Transcript entries for document pages:

--*--

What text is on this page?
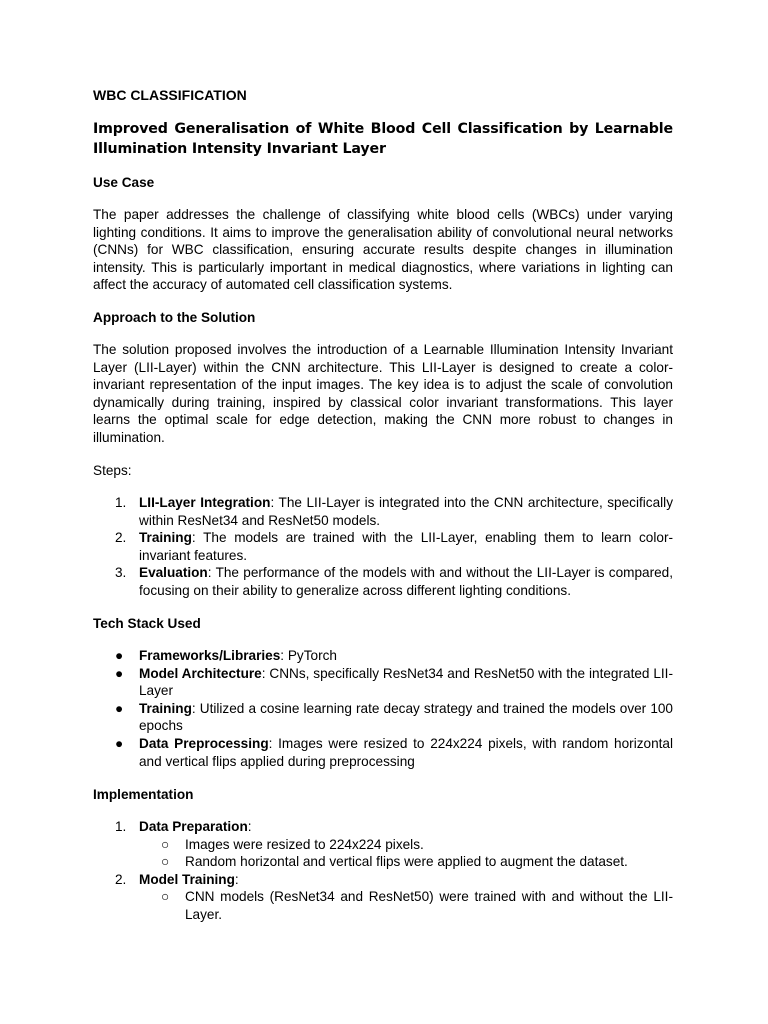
WBC CLASSIFICATION
Improved Generalisation of White Blood Cell Classification by Learnable Illumination Intensity Invariant Layer
Use Case
The paper addresses the challenge of classifying white blood cells (WBCs) under varying lighting conditions. It aims to improve the generalisation ability of convolutional neural networks (CNNs) for WBC classification, ensuring accurate results despite changes in illumination intensity. This is particularly important in medical diagnostics, where variations in lighting can affect the accuracy of automated cell classification systems.
Approach to the Solution
The solution proposed involves the introduction of a Learnable Illumination Intensity Invariant Layer (LII-Layer) within the CNN architecture. This LII-Layer is designed to create a color-invariant representation of the input images. The key idea is to adjust the scale of convolution dynamically during training, inspired by classical color invariant transformations. This layer learns the optimal scale for edge detection, making the CNN more robust to changes in illumination.
Steps:
1. LII-Layer Integration: The LII-Layer is integrated into the CNN architecture, specifically within ResNet34 and ResNet50 models.
2. Training: The models are trained with the LII-Layer, enabling them to learn color-invariant features.
3. Evaluation: The performance of the models with and without the LII-Layer is compared, focusing on their ability to generalize across different lighting conditions.
Tech Stack Used
● Frameworks/Libraries: PyTorch
● Model Architecture: CNNs, specifically ResNet34 and ResNet50 with the integrated LII-Layer
● Training: Utilized a cosine learning rate decay strategy and trained the models over 100 epochs
● Data Preprocessing: Images were resized to 224x224 pixels, with random horizontal and vertical flips applied during preprocessing
Implementation
1. Data Preparation:
○ Images were resized to 224x224 pixels.
○ Random horizontal and vertical flips were applied to augment the dataset.
2. Model Training:
○ CNN models (ResNet34 and ResNet50) were trained with and without the LII-Layer.
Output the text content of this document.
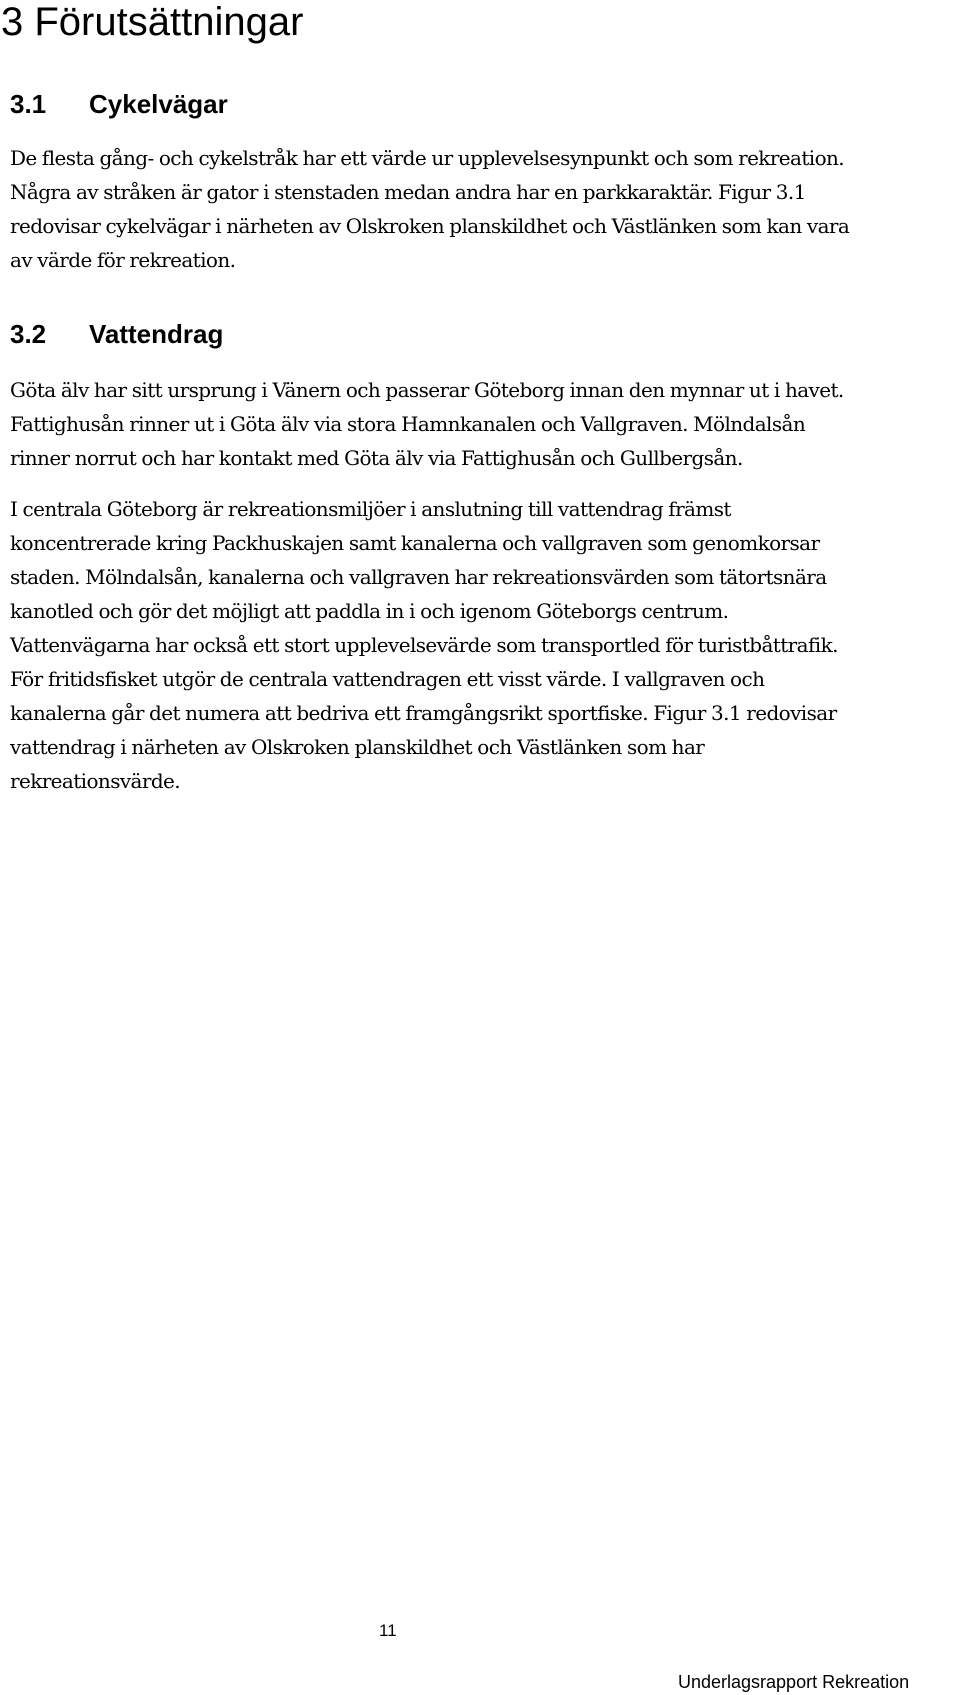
3 Förutsättningar
3.1 Cykelvägar

De flesta gång- och cykelstråk har ett värde ur upplevelsesynpunkt och som rekreation.
Några av stråken är gator i stenstaden medan andra har en parkkaraktär. Figur 3.1
redovisar cykelvägar i närheten av Olskroken planskildhet och Västlänken som kan vara
av värde för rekreation.

3.2 Vattendrag

Göta älv har sitt ursprung i Vänern och passerar Göteborg innan den mynnar ut i havet.
Fattighusån rinner ut i Göta älv via stora Hamnkanalen och Vallgraven. Mölndalsån
rinner norrut och har kontakt med Göta älv via Fattighusån och Gullbergsån.

I centrala Göteborg är rekreationsmiljöer i anslutning till vattendrag främst
koncentrerade kring Packhuskajen samt kanalerna och vallgraven som genomkorsar
staden. Mölndalsån, kanalerna och vallgraven har rekreationsvärden som tätortsnära
kanotled och gör det möjligt att paddla in i och igenom Göteborgs centrum.
Vattenvägarna har också ett stort upplevelsevärde som transportled för turistbåttrafik.
För fritidsfisket utgör de centrala vattendragen ett visst värde. I vallgraven och
kanalerna går det numera att bedriva ett framgångsrikt sportfiske. Figur 3.1 redovisar
vattendrag i närheten av Olskroken planskildhet och Västlänken som har
rekreationsvärde.

11
Underlagsrapport Rekreation
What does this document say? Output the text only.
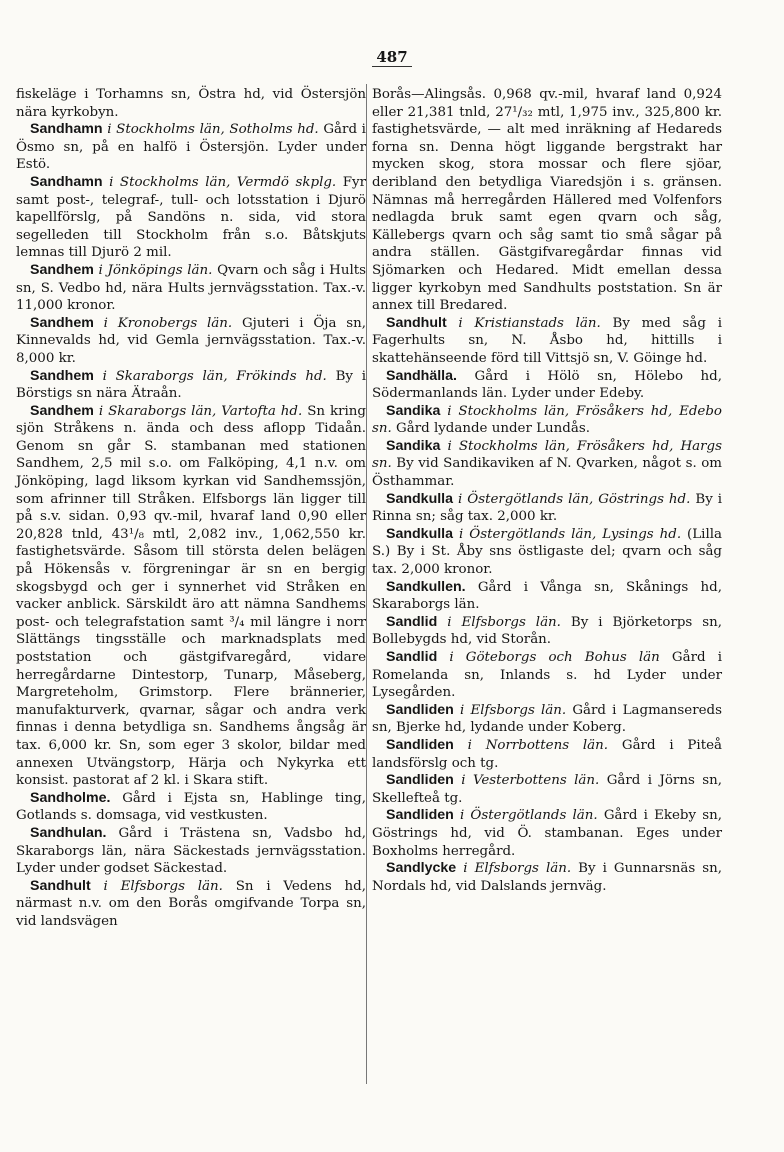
487

fiskeläge i Torhamns sn, Östra hd, vid Östersjön nära kyrkobyn.

Sandhamn i Stockholms län, Sotholms hd. Gård i Ösmo sn, på en halfö i Östersjön. Lyder under Estö.

Sandhamn i Stockholms län, Vermdö skplg. Fyr samt post-, telegraf-, tull- och lotsstation i Djurö kapellförslg, på Sandöns n. sida, vid stora segelleden till Stockholm från s.o. Båtskjuts lemnas till Djurö 2 mil.

Sandhem i Jönköpings län. Qvarn och såg i Hults sn, S. Vedbo hd, nära Hults jernvägsstation. Tax.-v. 11,000 kronor.

Sandhem i Kronobergs län. Gjuteri i Öja sn, Kinnevalds hd, vid Gemla jernvägsstation. Tax.-v. 8,000 kr.

Sandhem i Skaraborgs län, Frökinds hd. By i Börstigs sn nära Ätraån.

Sandhem i Skaraborgs län, Vartofta hd. Sn kring sjön Stråkens n. ända och dess aflopp Tidaån. Genom sn går S. stambanan med stationen Sandhem, 2,5 mil s.o. om Falköping, 4,1 n.v. om Jönköping, lagd liksom kyrkan vid Sandhemssjön, som afrinner till Stråken. Elfsborgs län ligger till på s.v. sidan. 0,93 qv.-mil, hvaraf land 0,90 eller 20,828 tnld, 43¹/₈ mtl, 2,082 inv., 1,062,550 kr. fastighetsvärde. Såsom till största delen belägen på Hökensås v. förgreningar är sn en bergig skogsbygd och ger i synnerhet vid Stråken en vacker anblick. Särskildt äro att nämna Sandhems post- och telegrafstation samt ³/₄ mil längre i norr Slättängs tingsställe och marknadsplats med poststation och gästgifvaregård, vidare herregårdarne Dintestorp, Tunarp, Måseberg, Margreteholm, Grimstorp. Flere brännerier, manufakturverk, qvarnar, sågar och andra verk finnas i denna betydliga sn. Sandhems ångsåg är tax. 6,000 kr. Sn, som eger 3 skolor, bildar med annexen Utvängstorp, Härja och Nykyrka ett konsist. pastorat af 2 kl. i Skara stift.

Sandholme. Gård i Ejsta sn, Hablinge ting, Gotlands s. domsaga, vid vestkusten.

Sandhulan. Gård i Trästena sn, Vadsbo hd, Skaraborgs län, nära Säckestads jernvägsstation. Lyder under godset Säckestad.

Sandhult i Elfsborgs län. Sn i Vedens hd, närmast n.v. om den Borås omgifvande Torpa sn, vid landsvägen

Borås—Alingsås. 0,968 qv.-mil, hvaraf land 0,924 eller 21,381 tnld, 27¹/₃₂ mtl, 1,975 inv., 325,800 kr. fastighetsvärde, — alt med inräkning af Hedareds forna sn. Denna högt liggande bergstrakt har mycken skog, stora mossar och flere sjöar, deribland den betydliga Viaredsjön i s. gränsen. Nämnas må herregården Hällered med Volfenfors nedlagda bruk samt egen qvarn och såg, Källebergs qvarn och såg samt tio små sågar på andra ställen. Gästgifvaregårdar finnas vid Sjömarken och Hedared. Midt emellan dessa ligger kyrkobyn med Sandhults poststation. Sn är annex till Bredared.

Sandhult i Kristianstads län. By med såg i Fagerhults sn, N. Åsbo hd, hittills i skattehänseende förd till Vittsjö sn, V. Göinge hd.

Sandhälla. Gård i Hölö sn, Hölebo hd, Södermanlands län. Lyder under Edeby.

Sandika i Stockholms län, Frösåkers hd, Edebo sn. Gård lydande under Lundås.

Sandika i Stockholms län, Frösåkers hd, Hargs sn. By vid Sandikaviken af N. Qvarken, något s. om Östhammar.

Sandkulla i Östergötlands län, Göstrings hd. By i Rinna sn; såg tax. 2,000 kr.

Sandkulla i Östergötlands län, Lysings hd. (Lilla S.) By i St. Åby sns östligaste del; qvarn och såg tax. 2,000 kronor.

Sandkullen. Gård i Vånga sn, Skånings hd, Skaraborgs län.

Sandlid i Elfsborgs län. By i Björketorps sn, Bollebygds hd, vid Storån.

Sandlid i Göteborgs och Bohus län Gård i Romelanda sn, Inlands s. hd Lyder under Lysegården.

Sandliden i Elfsborgs län. Gård i Lagmansereds sn, Bjerke hd, lydande under Koberg.

Sandliden i Norrbottens län. Gård i Piteå landsförslg och tg.

Sandliden i Vesterbottens län. Gård i Jörns sn, Skellefteå tg.

Sandliden i Östergötlands län. Gård i Ekeby sn, Göstrings hd, vid Ö. stambanan. Eges under Boxholms herregård.

Sandlycke i Elfsborgs län. By i Gunnarsnäs sn, Nordals hd, vid Dalslands jernväg.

--*--

Exercise objective:
Would you copy out every entry above word for word, without the pictures?

Answer space:
What text is on this page?
WBC CLASSIFICATION
Improved Generalisation of White Blood Cell Classification by Learnable Illumination Intensity Invariant Layer
Use Case
The paper addresses the challenge of classifying white blood cells (WBCs) under varying lighting conditions. It aims to improve the generalisation ability of convolutional neural networks (CNNs) for WBC classification, ensuring accurate results despite changes in illumination intensity. This is particularly important in medical diagnostics, where variations in lighting can affect the accuracy of automated cell classification systems.
Approach to the Solution
The solution proposed involves the introduction of a Learnable Illumination Intensity Invariant Layer (LII-Layer) within the CNN architecture. This LII-Layer is designed to create a color-invariant representation of the input images. The key idea is to adjust the scale of convolution dynamically during training, inspired by classical color invariant transformations. This layer learns the optimal scale for edge detection, making the CNN more robust to changes in illumination.
Steps:
1. LII-Layer Integration: The LII-Layer is integrated into the CNN architecture, specifically within ResNet34 and ResNet50 models.
2. Training: The models are trained with the LII-Layer, enabling them to learn color-invariant features.
3. Evaluation: The performance of the models with and without the LII-Layer is compared, focusing on their ability to generalize across different lighting conditions.
Tech Stack Used
● Frameworks/Libraries: PyTorch
● Model Architecture: CNNs, specifically ResNet34 and ResNet50 with the integrated LII-Layer
● Training: Utilized a cosine learning rate decay strategy and trained the models over 100 epochs
● Data Preprocessing: Images were resized to 224x224 pixels, with random horizontal and vertical flips applied during preprocessing
Implementation
1. Data Preparation:
○ Images were resized to 224x224 pixels.
○ Random horizontal and vertical flips were applied to augment the dataset.
2. Model Training:
○ CNN models (ResNet34 and ResNet50) were trained with and without the LII-Layer.
Output the text content of this document.
3 Förutsättningar
3.1 Cykelvägar

De flesta gång- och cykelstråk har ett värde ur upplevelsesynpunkt och som rekreation.
Några av stråken är gator i stenstaden medan andra har en parkkaraktär. Figur 3.1
redovisar cykelvägar i närheten av Olskroken planskildhet och Västlänken som kan vara
av värde för rekreation.

3.2 Vattendrag

Göta älv har sitt ursprung i Vänern och passerar Göteborg innan den mynnar ut i havet.
Fattighusån rinner ut i Göta älv via stora Hamnkanalen och Vallgraven. Mölndalsån
rinner norrut och har kontakt med Göta älv via Fattighusån och Gullbergsån.

I centrala Göteborg är rekreationsmiljöer i anslutning till vattendrag främst
koncentrerade kring Packhuskajen samt kanalerna och vallgraven som genomkorsar
staden. Mölndalsån, kanalerna och vallgraven har rekreationsvärden som tätortsnära
kanotled och gör det möjligt att paddla in i och igenom Göteborgs centrum.
Vattenvägarna har också ett stort upplevelsevärde som transportled för turistbåttrafik.
För fritidsfisket utgör de centrala vattendragen ett visst värde. I vallgraven och
kanalerna går det numera att bedriva ett framgångsrikt sportfiske. Figur 3.1 redovisar
vattendrag i närheten av Olskroken planskildhet och Västlänken som har
rekreationsvärde.

11
Underlagsrapport Rekreation
What does this document say? Output the text only.
487

fiskeläge i Torhamns sn, Östra hd, vid Östersjön nära kyrkobyn.

Sandhamn i Stockholms län, Sotholms hd. Gård i Ösmo sn, på en halfö i Östersjön. Lyder under Estö.

Sandhamn i Stockholms län, Vermdö skplg. Fyr samt post-, telegraf-, tull- och lotsstation i Djurö kapellförslg, på Sandöns n. sida, vid stora segelleden till Stockholm från s.o. Båtskjuts lemnas till Djurö 2 mil.

Sandhem i Jönköpings län. Qvarn och såg i Hults sn, S. Vedbo hd, nära Hults jernvägsstation. Tax.-v. 11,000 kronor.

Sandhem i Kronobergs län. Gjuteri i Öja sn, Kinnevalds hd, vid Gemla jernvägsstation. Tax.-v. 8,000 kr.

Sandhem i Skaraborgs län, Frökinds hd. By i Börstigs sn nära Ätraån.

Sandhem i Skaraborgs län, Vartofta hd. Sn kring sjön Stråkens n. ända och dess aflopp Tidaån. Genom sn går S. stambanan med stationen Sandhem, 2,5 mil s.o. om Falköping, 4,1 n.v. om Jönköping, lagd liksom kyrkan vid Sandhemssjön, som afrinner till Stråken. Elfsborgs län ligger till på s.v. sidan. 0,93 qv.-mil, hvaraf land 0,90 eller 20,828 tnld, 43¹/₈ mtl, 2,082 inv., 1,062,550 kr. fastighetsvärde. Såsom till största delen belägen på Hökensås v. förgreningar är sn en bergig skogsbygd och ger i synnerhet vid Stråken en vacker anblick. Särskildt äro att nämna Sandhems post- och telegrafstation samt ³/₄ mil längre i norr Slättängs tingsställe och marknadsplats med poststation och gästgifvaregård, vidare herregårdarne Dintestorp, Tunarp, Måseberg, Margreteholm, Grimstorp. Flere brännerier, manufakturverk, qvarnar, sågar och andra verk finnas i denna betydliga sn. Sandhems ångsåg är tax. 6,000 kr. Sn, som eger 3 skolor, bildar med annexen Utvängstorp, Härja och Nykyrka ett konsist. pastorat af 2 kl. i Skara stift.

Sandholme. Gård i Ejsta sn, Hablinge ting, Gotlands s. domsaga, vid vestkusten.

Sandhulan. Gård i Trästena sn, Vadsbo hd, Skaraborgs län, nära Säckestads jernvägsstation. Lyder under godset Säckestad.

Sandhult i Elfsborgs län. Sn i Vedens hd, närmast n.v. om den Borås omgifvande Torpa sn, vid landsvägen

Borås—Alingsås. 0,968 qv.-mil, hvaraf land 0,924 eller 21,381 tnld, 27¹/₃₂ mtl, 1,975 inv., 325,800 kr. fastighetsvärde, — alt med inräkning af Hedareds forna sn. Denna högt liggande bergstrakt har mycken skog, stora mossar och flere sjöar, deribland den betydliga Viaredsjön i s. gränsen. Nämnas må herregården Hällered med Volfenfors nedlagda bruk samt egen qvarn och såg, Källebergs qvarn och såg samt tio små sågar på andra ställen. Gästgifvaregårdar finnas vid Sjömarken och Hedared. Midt emellan dessa ligger kyrkobyn med Sandhults poststation. Sn är annex till Bredared.

Sandhult i Kristianstads län. By med såg i Fagerhults sn, N. Åsbo hd, hittills i skattehänseende förd till Vittsjö sn, V. Göinge hd.

Sandhälla. Gård i Hölö sn, Hölebo hd, Södermanlands län. Lyder under Edeby.

Sandika i Stockholms län, Frösåkers hd, Edebo sn. Gård lydande under Lundås.

Sandika i Stockholms län, Frösåkers hd, Hargs sn. By vid Sandikaviken af N. Qvarken, något s. om Östhammar.

Sandkulla i Östergötlands län, Göstrings hd. By i Rinna sn; såg tax. 2,000 kr.

Sandkulla i Östergötlands län, Lysings hd. (Lilla S.) By i St. Åby sns östligaste del; qvarn och såg tax. 2,000 kronor.

Sandkullen. Gård i Vånga sn, Skånings hd, Skaraborgs län.

Sandlid i Elfsborgs län. By i Björketorps sn, Bollebygds hd, vid Storån.

Sandlid i Göteborgs och Bohus län Gård i Romelanda sn, Inlands s. hd Lyder under Lysegården.

Sandliden i Elfsborgs län. Gård i Lagmansereds sn, Bjerke hd, lydande under Koberg.

Sandliden i Norrbottens län. Gård i Piteå landsförslg och tg.

Sandliden i Vesterbottens län. Gård i Jörns sn, Skellefteå tg.

Sandliden i Östergötlands län. Gård i Ekeby sn, Göstrings hd, vid Ö. stambanan. Eges under Boxholms herregård.

Sandlycke i Elfsborgs län. By i Gunnarsnäs sn, Nordals hd, vid Dalslands jernväg.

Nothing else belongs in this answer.